Data items:
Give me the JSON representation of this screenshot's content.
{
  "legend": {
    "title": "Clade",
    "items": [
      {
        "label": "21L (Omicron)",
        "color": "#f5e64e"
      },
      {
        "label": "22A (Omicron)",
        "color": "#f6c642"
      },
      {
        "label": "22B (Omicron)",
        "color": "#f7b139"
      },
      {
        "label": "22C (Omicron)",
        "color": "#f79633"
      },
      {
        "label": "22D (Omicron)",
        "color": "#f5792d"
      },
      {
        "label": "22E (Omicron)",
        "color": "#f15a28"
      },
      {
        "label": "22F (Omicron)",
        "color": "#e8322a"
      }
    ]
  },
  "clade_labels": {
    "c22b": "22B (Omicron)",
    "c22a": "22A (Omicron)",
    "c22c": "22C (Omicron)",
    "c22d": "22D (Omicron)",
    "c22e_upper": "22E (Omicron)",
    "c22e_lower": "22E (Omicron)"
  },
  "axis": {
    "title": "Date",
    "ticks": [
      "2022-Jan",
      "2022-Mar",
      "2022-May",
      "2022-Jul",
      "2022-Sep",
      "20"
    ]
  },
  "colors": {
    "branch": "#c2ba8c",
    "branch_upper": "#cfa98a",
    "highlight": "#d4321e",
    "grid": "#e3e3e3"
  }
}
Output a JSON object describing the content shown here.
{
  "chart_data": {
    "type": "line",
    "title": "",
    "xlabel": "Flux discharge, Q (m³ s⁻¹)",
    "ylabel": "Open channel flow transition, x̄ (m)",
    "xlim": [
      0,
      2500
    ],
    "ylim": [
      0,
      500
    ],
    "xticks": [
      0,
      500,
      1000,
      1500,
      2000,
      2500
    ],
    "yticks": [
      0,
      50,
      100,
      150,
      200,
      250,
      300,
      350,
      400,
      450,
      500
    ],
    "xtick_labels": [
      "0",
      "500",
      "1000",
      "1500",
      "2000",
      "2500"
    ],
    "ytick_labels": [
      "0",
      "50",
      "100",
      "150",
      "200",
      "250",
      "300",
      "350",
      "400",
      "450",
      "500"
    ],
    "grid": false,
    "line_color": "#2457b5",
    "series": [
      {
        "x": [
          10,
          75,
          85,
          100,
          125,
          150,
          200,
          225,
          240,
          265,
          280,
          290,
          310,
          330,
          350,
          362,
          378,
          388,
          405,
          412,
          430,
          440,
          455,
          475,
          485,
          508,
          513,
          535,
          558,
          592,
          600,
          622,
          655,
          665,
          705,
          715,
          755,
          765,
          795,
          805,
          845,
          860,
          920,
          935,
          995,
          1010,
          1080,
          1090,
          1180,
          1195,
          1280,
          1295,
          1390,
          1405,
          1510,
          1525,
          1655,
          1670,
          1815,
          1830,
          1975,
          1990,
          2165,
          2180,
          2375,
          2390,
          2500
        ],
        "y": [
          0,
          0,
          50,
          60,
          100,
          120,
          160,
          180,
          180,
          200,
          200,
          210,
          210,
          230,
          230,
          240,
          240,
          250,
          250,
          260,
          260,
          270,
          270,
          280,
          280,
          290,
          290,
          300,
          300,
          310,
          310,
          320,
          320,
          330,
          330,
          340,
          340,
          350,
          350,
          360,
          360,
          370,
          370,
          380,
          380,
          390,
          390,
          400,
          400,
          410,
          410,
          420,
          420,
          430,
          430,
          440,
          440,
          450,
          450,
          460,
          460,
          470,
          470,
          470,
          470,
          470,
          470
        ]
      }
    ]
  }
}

**Short task:** Show the data once more, exactly as it was written.

**Exercise result:**
Give me the JSON representation of this screenshot's content.
{
  "legend": {
    "title": "Clade",
    "items": [
      {
        "label": "21L (Omicron)",
        "color": "#f5e64e"
      },
      {
        "label": "22A (Omicron)",
        "color": "#f6c642"
      },
      {
        "label": "22B (Omicron)",
        "color": "#f7b139"
      },
      {
        "label": "22C (Omicron)",
        "color": "#f79633"
      },
      {
        "label": "22D (Omicron)",
        "color": "#f5792d"
      },
      {
        "label": "22E (Omicron)",
        "color": "#f15a28"
      },
      {
        "label": "22F (Omicron)",
        "color": "#e8322a"
      }
    ]
  },
  "clade_labels": {
    "c22b": "22B (Omicron)",
    "c22a": "22A (Omicron)",
    "c22c": "22C (Omicron)",
    "c22d": "22D (Omicron)",
    "c22e_upper": "22E (Omicron)",
    "c22e_lower": "22E (Omicron)"
  },
  "axis": {
    "title": "Date",
    "ticks": [
      "2022-Jan",
      "2022-Mar",
      "2022-May",
      "2022-Jul",
      "2022-Sep",
      "20"
    ]
  },
  "colors": {
    "branch": "#c2ba8c",
    "branch_upper": "#cfa98a",
    "highlight": "#d4321e",
    "grid": "#e3e3e3"
  }
}
Output a JSON object describing the content shown here.
{
  "chart_data": {
    "type": "line",
    "title": "",
    "xlabel": "Flux discharge, Q (m³ s⁻¹)",
    "ylabel": "Open channel flow transition, x̄ (m)",
    "xlim": [
      0,
      2500
    ],
    "ylim": [
      0,
      500
    ],
    "xticks": [
      0,
      500,
      1000,
      1500,
      2000,
      2500
    ],
    "yticks": [
      0,
      50,
      100,
      150,
      200,
      250,
      300,
      350,
      400,
      450,
      500
    ],
    "xtick_labels": [
      "0",
      "500",
      "1000",
      "1500",
      "2000",
      "2500"
    ],
    "ytick_labels": [
      "0",
      "50",
      "100",
      "150",
      "200",
      "250",
      "300",
      "350",
      "400",
      "450",
      "500"
    ],
    "grid": false,
    "line_color": "#2457b5",
    "series": [
      {
        "x": [
          10,
          75,
          85,
          100,
          125,
          150,
          200,
          225,
          240,
          265,
          280,
          290,
          310,
          330,
          350,
          362,
          378,
          388,
          405,
          412,
          430,
          440,
          455,
          475,
          485,
          508,
          513,
          535,
          558,
          592,
          600,
          622,
          655,
          665,
          705,
          715,
          755,
          765,
          795,
          805,
          845,
          860,
          920,
          935,
          995,
          1010,
          1080,
          1090,
          1180,
          1195,
          1280,
          1295,
          1390,
          1405,
          1510,
          1525,
          1655,
          1670,
          1815,
          1830,
          1975,
          1990,
          2165,
          2180,
          2375,
          2390,
          2500
        ],
        "y": [
          0,
          0,
          50,
          60,
          100,
          120,
          160,
          180,
          180,
          200,
          200,
          210,
          210,
          230,
          230,
          240,
          240,
          250,
          250,
          260,
          260,
          270,
          270,
          280,
          280,
          290,
          290,
          300,
          300,
          310,
          310,
          320,
          320,
          330,
          330,
          340,
          340,
          350,
          350,
          360,
          360,
          370,
          370,
          380,
          380,
          390,
          390,
          400,
          400,
          410,
          410,
          420,
          420,
          430,
          430,
          440,
          440,
          450,
          450,
          460,
          460,
          470,
          470,
          470,
          470,
          470,
          470
        ]
      }
    ]
  }
}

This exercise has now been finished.